- Work to do
In the entries from the line with "board-interface-cell: Backlight Voltage" to the line with "table-row: 时钟RTC内置RTC接口，应用于实时时钟功能 —", swap "Backlight Voltage" for "Backlight Supply" and write those lines out again with everything else unchanged.

[Part of a data file]
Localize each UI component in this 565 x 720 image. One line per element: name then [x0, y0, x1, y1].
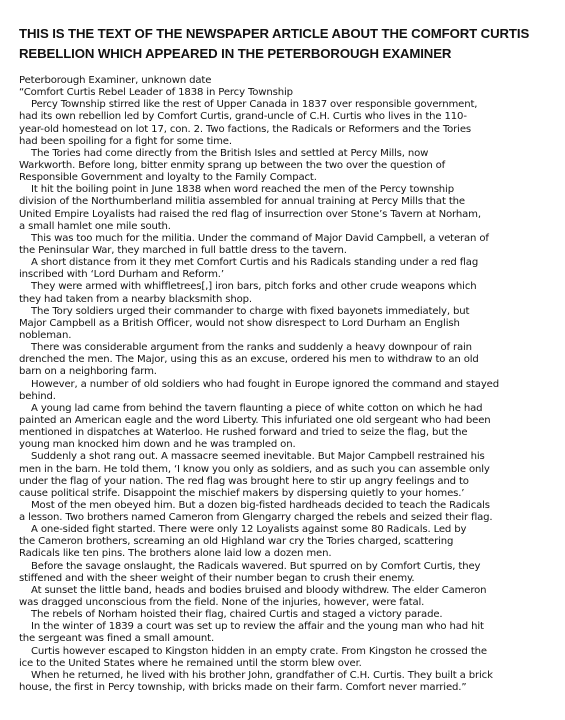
article-line: United Empire Loyalists had raised the r… — [19, 209, 559, 221]
article-line: This was too much for the militia. Under… — [19, 233, 559, 245]
article-line: under the flag of your nation. The red f… — [19, 476, 559, 488]
article-line: Curtis however escaped to Kingston hidde… — [19, 646, 559, 658]
article-line: was dragged unconscious from the field. … — [19, 597, 559, 609]
article-line: a lesson. Two brothers named Cameron fro… — [19, 512, 559, 524]
document-page: THIS IS THE TEXT OF THE NEWSPAPER ARTICL… — [0, 0, 565, 720]
article-line: Responsible Government and loyalty to th… — [19, 172, 559, 184]
article-line: Suddenly a shot rang out. A massacre see… — [19, 451, 559, 463]
article-line: stiffened and with the sheer weight of t… — [19, 573, 559, 585]
article-line: They were armed with whiffletrees[,] iro… — [19, 281, 559, 293]
title-line: REBELLION WHICH APPEARED IN THE PETERBOR… — [19, 44, 559, 64]
article-line: The Tory soldiers urged their commander … — [19, 306, 559, 318]
article-line: division of the Northumberland militia a… — [19, 196, 559, 208]
article-headline: “Comfort Curtis Rebel Leader of 1838 in … — [19, 87, 559, 99]
article-line: drenched the men. The Major, using this … — [19, 354, 559, 366]
article-line: the sergeant was fined a small amount. — [19, 633, 559, 645]
article-line: had its own rebellion led by Comfort Cur… — [19, 111, 559, 123]
article-line: A young lad came from behind the tavern … — [19, 403, 559, 415]
article-line: year-old homestead on lot 17, con. 2. Tw… — [19, 124, 559, 136]
article-line: Percy Township stirred like the rest of … — [19, 99, 559, 111]
article-line: At sunset the little band, heads and bod… — [19, 585, 559, 597]
article-line: had been spoiling for a fight for some t… — [19, 136, 559, 148]
article-line: men in the barn. He told them, ‘I know y… — [19, 464, 559, 476]
article-line: Warkworth. Before long, bitter enmity sp… — [19, 160, 559, 172]
article-line: However, a number of old soldiers who ha… — [19, 379, 559, 391]
article-text: Percy Township stirred like the rest of … — [19, 99, 559, 694]
title-line: THIS IS THE TEXT OF THE NEWSPAPER ARTICL… — [19, 24, 559, 44]
source-line: Peterborough Examiner, unknown date — [19, 75, 559, 87]
article-line: When he returned, he lived with his brot… — [19, 670, 559, 682]
article-line: In the winter of 1839 a court was set up… — [19, 621, 559, 633]
article-line: A one-sided fight started. There were on… — [19, 524, 559, 536]
article-line: The rebels of Norham hoisted their flag,… — [19, 609, 559, 621]
article-line: painted an American eagle and the word L… — [19, 415, 559, 427]
article-line: they had taken from a nearby blacksmith … — [19, 294, 559, 306]
article-line: a small hamlet one mile south. — [19, 221, 559, 233]
article-line: inscribed with ‘Lord Durham and Reform.’ — [19, 269, 559, 281]
article-line: Before the savage onslaught, the Radical… — [19, 561, 559, 573]
article-body: Peterborough Examiner, unknown date “Com… — [19, 75, 559, 694]
article-line: Most of the men obeyed him. But a dozen … — [19, 500, 559, 512]
article-line: A short distance from it they met Comfor… — [19, 257, 559, 269]
document-title: THIS IS THE TEXT OF THE NEWSPAPER ARTICL… — [19, 24, 559, 64]
article-line: Major Campbell as a British Officer, wou… — [19, 318, 559, 330]
article-line: the Cameron brothers, screaming an old H… — [19, 536, 559, 548]
article-line: nobleman. — [19, 330, 559, 342]
article-line: It hit the boiling point in June 1838 wh… — [19, 184, 559, 196]
article-line: young man knocked him down and he was tr… — [19, 439, 559, 451]
article-line: There was considerable argument from the… — [19, 342, 559, 354]
article-line: house, the first in Percy township, with… — [19, 682, 559, 694]
article-line: behind. — [19, 391, 559, 403]
article-line: the Peninsular War, they marched in full… — [19, 245, 559, 257]
article-line: cause political strife. Disappoint the m… — [19, 488, 559, 500]
article-line: Radicals like ten pins. The brothers alo… — [19, 548, 559, 560]
article-line: mentioned in dispatches at Waterloo. He … — [19, 427, 559, 439]
article-line: The Tories had come directly from the Br… — [19, 148, 559, 160]
article-line: ice to the United States where he remain… — [19, 658, 559, 670]
article-line: barn on a neighboring farm. — [19, 366, 559, 378]
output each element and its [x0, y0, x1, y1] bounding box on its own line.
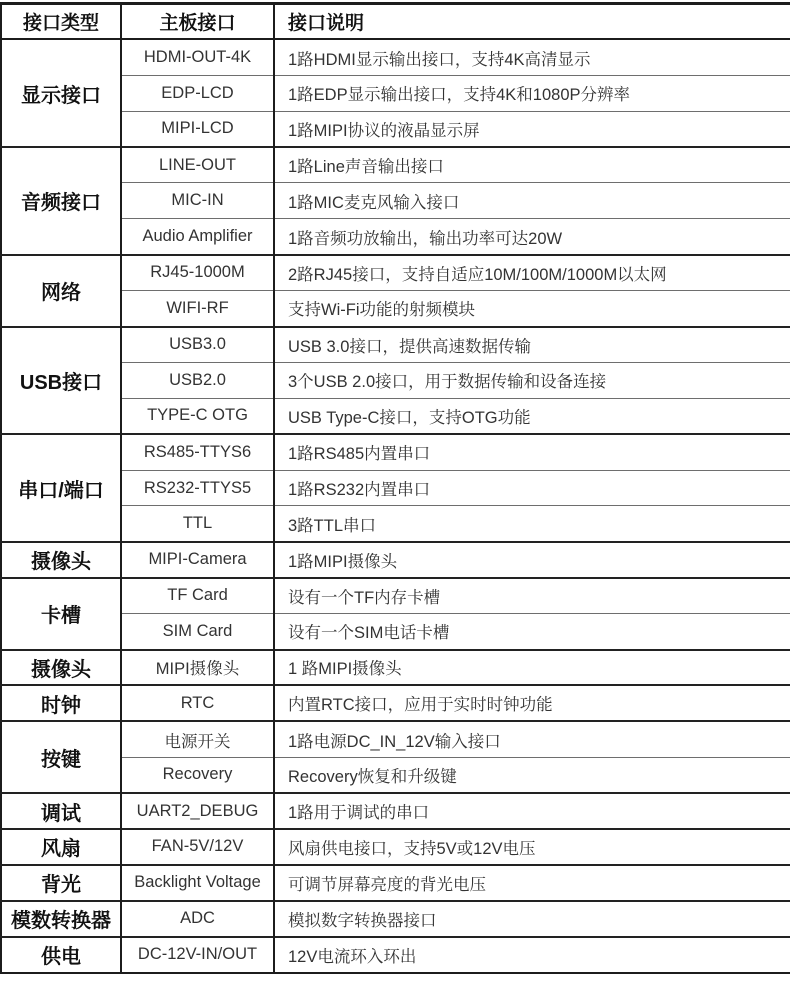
board-interface-cell: Backlight Voltage — [121, 865, 274, 901]
board-interface-cell: FAN-5V/12V — [121, 829, 274, 865]
board-interface-cell: USB2.0 — [121, 362, 274, 398]
interface-description-cell: 1路EDP显示输出接口，支持4K和1080P分辨率 — [274, 75, 790, 111]
interface-description-cell: 1路电源DC_IN_12V输入接口 — [274, 721, 790, 757]
interface-description-cell: 设有一个SIM电话卡槽 — [274, 614, 790, 650]
table-row: 时钟RTC内置RTC接口，应用于实时时钟功能 — [1, 685, 790, 721]
board-interface-cell: RTC — [121, 685, 274, 721]
interface-description-cell: 内置RTC接口，应用于实时时钟功能 — [274, 685, 790, 721]
interface-description-cell: 2路RJ45接口，支持自适应10M/100M/1000M以太网 — [274, 255, 790, 291]
interface-type-cell: 时钟 — [1, 685, 121, 721]
interface-description-cell: 12V电流环入环出 — [274, 937, 790, 973]
board-interface-cell: RJ45-1000M — [121, 255, 274, 291]
interface-description-cell: 1路HDMI显示输出接口，支持4K高清显示 — [274, 39, 790, 75]
interface-description-cell: 3路TTL串口 — [274, 506, 790, 542]
board-interface-cell: DC-12V-IN/OUT — [121, 937, 274, 973]
interface-description-cell: 1路Line声音输出接口 — [274, 147, 790, 183]
interface-type-cell: 风扇 — [1, 829, 121, 865]
table-row: 按键电源开关1路电源DC_IN_12V输入接口 — [1, 721, 790, 757]
interface-description-cell: 1路MIPI摄像头 — [274, 542, 790, 578]
board-interface-cell: Audio Amplifier — [121, 219, 274, 255]
table-row: USB接口USB3.0USB 3.0接口，提供高速数据传输 — [1, 327, 790, 363]
table-row: 摄像头MIPI-Camera1路MIPI摄像头 — [1, 542, 790, 578]
board-interface-cell: WIFI-RF — [121, 291, 274, 327]
interface-type-cell: 供电 — [1, 937, 121, 973]
interface-type-cell: 音频接口 — [1, 147, 121, 255]
table-row: 卡槽TF Card设有一个TF内存卡槽 — [1, 578, 790, 614]
header-interface-type: 接口类型 — [1, 4, 121, 40]
interface-type-cell: 摄像头 — [1, 650, 121, 686]
interface-description-cell: 1路用于调试的串口 — [274, 793, 790, 829]
interface-type-cell: 背光 — [1, 865, 121, 901]
interface-description-cell: Recovery恢复和升级键 — [274, 757, 790, 793]
board-interface-cell: EDP-LCD — [121, 75, 274, 111]
table-row: 背光Backlight Voltage可调节屏幕亮度的背光电压 — [1, 865, 790, 901]
interface-description-cell: 1路RS232内置串口 — [274, 470, 790, 506]
interface-description-cell: 1路MIPI协议的液晶显示屏 — [274, 111, 790, 147]
board-interface-cell: MIPI-Camera — [121, 542, 274, 578]
board-interface-cell: UART2_DEBUG — [121, 793, 274, 829]
board-interface-cell: MIPI摄像头 — [121, 650, 274, 686]
interface-description-cell: 模拟数字转换器接口 — [274, 901, 790, 937]
spec-page: 接口类型 主板接口 接口说明 显示接口HDMI-OUT-4K1路HDMI显示输出… — [0, 0, 790, 984]
table-row: 网络RJ45-1000M2路RJ45接口，支持自适应10M/100M/1000M… — [1, 255, 790, 291]
table-row: 供电DC-12V-IN/OUT12V电流环入环出 — [1, 937, 790, 973]
table-row: 风扇FAN-5V/12V风扇供电接口，支持5V或12V电压 — [1, 829, 790, 865]
board-interface-cell: TTL — [121, 506, 274, 542]
board-interface-cell: HDMI-OUT-4K — [121, 39, 274, 75]
header-interface-description: 接口说明 — [274, 4, 790, 40]
interface-spec-table: 接口类型 主板接口 接口说明 显示接口HDMI-OUT-4K1路HDMI显示输出… — [0, 2, 790, 974]
table-row: 调试UART2_DEBUG1路用于调试的串口 — [1, 793, 790, 829]
interface-type-cell: USB接口 — [1, 327, 121, 435]
interface-type-cell: 串口/端口 — [1, 434, 121, 542]
table-row: 显示接口HDMI-OUT-4K1路HDMI显示输出接口，支持4K高清显示 — [1, 39, 790, 75]
board-interface-cell: SIM Card — [121, 614, 274, 650]
board-interface-cell: TYPE-C OTG — [121, 398, 274, 434]
interface-description-cell: 1路MIC麦克风输入接口 — [274, 183, 790, 219]
interface-description-cell: USB Type-C接口，支持OTG功能 — [274, 398, 790, 434]
spec-table-body: 显示接口HDMI-OUT-4K1路HDMI显示输出接口，支持4K高清显示EDP-… — [1, 39, 790, 972]
board-interface-cell: 电源开关 — [121, 721, 274, 757]
header-board-interface: 主板接口 — [121, 4, 274, 40]
board-interface-cell: RS232-TTYS5 — [121, 470, 274, 506]
board-interface-cell: MIPI-LCD — [121, 111, 274, 147]
interface-type-cell: 按键 — [1, 721, 121, 793]
interface-description-cell: 支持Wi-Fi功能的射频模块 — [274, 291, 790, 327]
table-row: 音频接口LINE-OUT1路Line声音输出接口 — [1, 147, 790, 183]
interface-description-cell: 风扇供电接口，支持5V或12V电压 — [274, 829, 790, 865]
interface-description-cell: USB 3.0接口，提供高速数据传输 — [274, 327, 790, 363]
interface-description-cell: 1路音频功放输出，输出功率可达20W — [274, 219, 790, 255]
interface-description-cell: 设有一个TF内存卡槽 — [274, 578, 790, 614]
table-row: 模数转换器ADC模拟数字转换器接口 — [1, 901, 790, 937]
interface-type-cell: 调试 — [1, 793, 121, 829]
table-header-row: 接口类型 主板接口 接口说明 — [1, 4, 790, 40]
board-interface-cell: Recovery — [121, 757, 274, 793]
table-row: 摄像头MIPI摄像头1 路MIPI摄像头 — [1, 650, 790, 686]
board-interface-cell: USB3.0 — [121, 327, 274, 363]
interface-type-cell: 卡槽 — [1, 578, 121, 650]
board-interface-cell: LINE-OUT — [121, 147, 274, 183]
interface-type-cell: 显示接口 — [1, 39, 121, 147]
board-interface-cell: TF Card — [121, 578, 274, 614]
interface-type-cell: 网络 — [1, 255, 121, 327]
interface-type-cell: 摄像头 — [1, 542, 121, 578]
interface-description-cell: 可调节屏幕亮度的背光电压 — [274, 865, 790, 901]
board-interface-cell: MIC-IN — [121, 183, 274, 219]
interface-description-cell: 3个USB 2.0接口，用于数据传输和设备连接 — [274, 362, 790, 398]
table-row: 串口/端口RS485-TTYS61路RS485内置串口 — [1, 434, 790, 470]
interface-type-cell: 模数转换器 — [1, 901, 121, 937]
board-interface-cell: RS485-TTYS6 — [121, 434, 274, 470]
board-interface-cell: ADC — [121, 901, 274, 937]
interface-description-cell: 1 路MIPI摄像头 — [274, 650, 790, 686]
interface-description-cell: 1路RS485内置串口 — [274, 434, 790, 470]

- Full solution
board-interface-cell: Backlight Supply — [121, 865, 274, 901]
board-interface-cell: FAN-5V/12V — [121, 829, 274, 865]
board-interface-cell: USB2.0 — [121, 362, 274, 398]
interface-description-cell: 1路EDP显示输出接口，支持4K和1080P分辨率 — [274, 75, 790, 111]
interface-description-cell: 1路电源DC_IN_12V输入接口 — [274, 721, 790, 757]
interface-description-cell: 设有一个SIM电话卡槽 — [274, 614, 790, 650]
table-row: 时钟RTC内置RTC接口，应用于实时时钟功能 — [1, 685, 790, 721]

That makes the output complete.